-- start SOURCE EXTRACT --
Energy comes from a variable compression 1.5-litre petrol engine while the total system output, via the electric motor, is 204hp. Nissan reckons that this gives the smooth, instant acceleration of an EV, the convenience of a hybrid, and (almost) the reduced CO2 emissions of a plug-in hybrid without the need to actually plug it in. The fact that it has a smaller battery than a plug-in hybrid also helps to keep its overall weight down, as well as making for better packaging of the interior. It’s this e-Power unit that will replace diesel power in the X-Trail lineup.

There are a number of clever touches to go with the e-Power, including what Nissan calls ‘linear tuning’ of the engine. This is meant to make sure that the engine sounds like it’s performing in a ‘natural’ fashion, ensuring that it’s spinning at an appropriate speed relative to road speed, avoiding the ‘rev-up’ effect of traditional hybrids under hard acceleration. It’s also said to be very refined, with Nissan quoting an 8-decibel reduction in cabin noise at 40km/h compared to some of its competition.
-- end SOURCE EXTRACT --
-- start RAW DATA --
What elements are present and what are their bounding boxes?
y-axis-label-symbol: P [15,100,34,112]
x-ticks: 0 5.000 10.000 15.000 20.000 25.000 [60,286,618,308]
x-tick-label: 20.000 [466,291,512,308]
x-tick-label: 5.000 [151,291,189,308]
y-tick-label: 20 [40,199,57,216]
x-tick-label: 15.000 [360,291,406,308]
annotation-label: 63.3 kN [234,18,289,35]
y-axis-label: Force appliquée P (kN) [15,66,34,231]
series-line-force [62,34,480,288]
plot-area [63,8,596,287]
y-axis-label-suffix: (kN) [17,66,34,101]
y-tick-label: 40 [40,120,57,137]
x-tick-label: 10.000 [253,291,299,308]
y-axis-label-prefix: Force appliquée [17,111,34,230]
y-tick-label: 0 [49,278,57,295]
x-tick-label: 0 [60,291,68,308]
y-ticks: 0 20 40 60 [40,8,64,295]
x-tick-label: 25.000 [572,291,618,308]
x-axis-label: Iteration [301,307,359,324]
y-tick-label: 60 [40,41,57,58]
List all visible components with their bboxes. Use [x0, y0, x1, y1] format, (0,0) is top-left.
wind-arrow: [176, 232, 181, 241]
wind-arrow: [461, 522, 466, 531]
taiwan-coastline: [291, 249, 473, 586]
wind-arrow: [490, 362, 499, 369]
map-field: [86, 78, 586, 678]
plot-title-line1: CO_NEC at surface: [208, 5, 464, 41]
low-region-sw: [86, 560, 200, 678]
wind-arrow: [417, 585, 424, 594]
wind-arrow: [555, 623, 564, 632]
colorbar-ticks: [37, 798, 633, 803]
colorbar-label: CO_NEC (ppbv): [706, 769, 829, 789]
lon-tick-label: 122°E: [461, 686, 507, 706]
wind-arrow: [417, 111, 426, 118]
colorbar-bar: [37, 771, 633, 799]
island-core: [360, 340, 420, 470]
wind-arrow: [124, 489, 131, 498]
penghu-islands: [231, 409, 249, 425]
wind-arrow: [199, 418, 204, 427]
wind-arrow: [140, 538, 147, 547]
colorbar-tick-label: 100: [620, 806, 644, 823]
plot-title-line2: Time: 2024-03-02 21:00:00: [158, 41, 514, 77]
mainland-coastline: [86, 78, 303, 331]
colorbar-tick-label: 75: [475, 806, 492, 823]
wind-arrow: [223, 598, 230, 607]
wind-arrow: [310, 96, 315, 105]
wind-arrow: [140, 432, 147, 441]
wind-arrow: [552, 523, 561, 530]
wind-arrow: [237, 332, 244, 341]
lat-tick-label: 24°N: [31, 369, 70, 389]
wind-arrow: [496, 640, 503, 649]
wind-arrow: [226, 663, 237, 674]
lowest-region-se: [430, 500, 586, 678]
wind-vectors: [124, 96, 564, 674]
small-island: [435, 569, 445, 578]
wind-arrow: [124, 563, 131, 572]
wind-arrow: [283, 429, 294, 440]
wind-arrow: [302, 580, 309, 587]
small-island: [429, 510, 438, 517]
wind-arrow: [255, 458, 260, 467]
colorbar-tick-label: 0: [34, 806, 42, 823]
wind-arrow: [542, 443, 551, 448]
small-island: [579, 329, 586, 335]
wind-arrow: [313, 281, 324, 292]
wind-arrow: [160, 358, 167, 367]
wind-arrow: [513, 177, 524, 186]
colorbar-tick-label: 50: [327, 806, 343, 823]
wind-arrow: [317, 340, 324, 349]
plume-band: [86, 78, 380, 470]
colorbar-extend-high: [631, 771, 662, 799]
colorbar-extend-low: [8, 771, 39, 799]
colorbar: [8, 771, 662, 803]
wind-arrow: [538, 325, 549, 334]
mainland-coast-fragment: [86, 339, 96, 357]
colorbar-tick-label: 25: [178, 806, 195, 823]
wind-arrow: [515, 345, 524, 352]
-- end RAW DATA --
Answer these questions from the text about Nissan's e-Power system.
(a) What total system output does it give?
(b) What will the e-Power unit replace in the X-Trail lineup?
(c) What reduction in cabin noise does Nissan quote at 40km/h?
The rows have no connection to the text about Nissan's e-Power system.

= COMPLETE ANSWER =
(a) 204hp.
(b) Diesel power.
(c) 8 decibels, compared to some of its competition.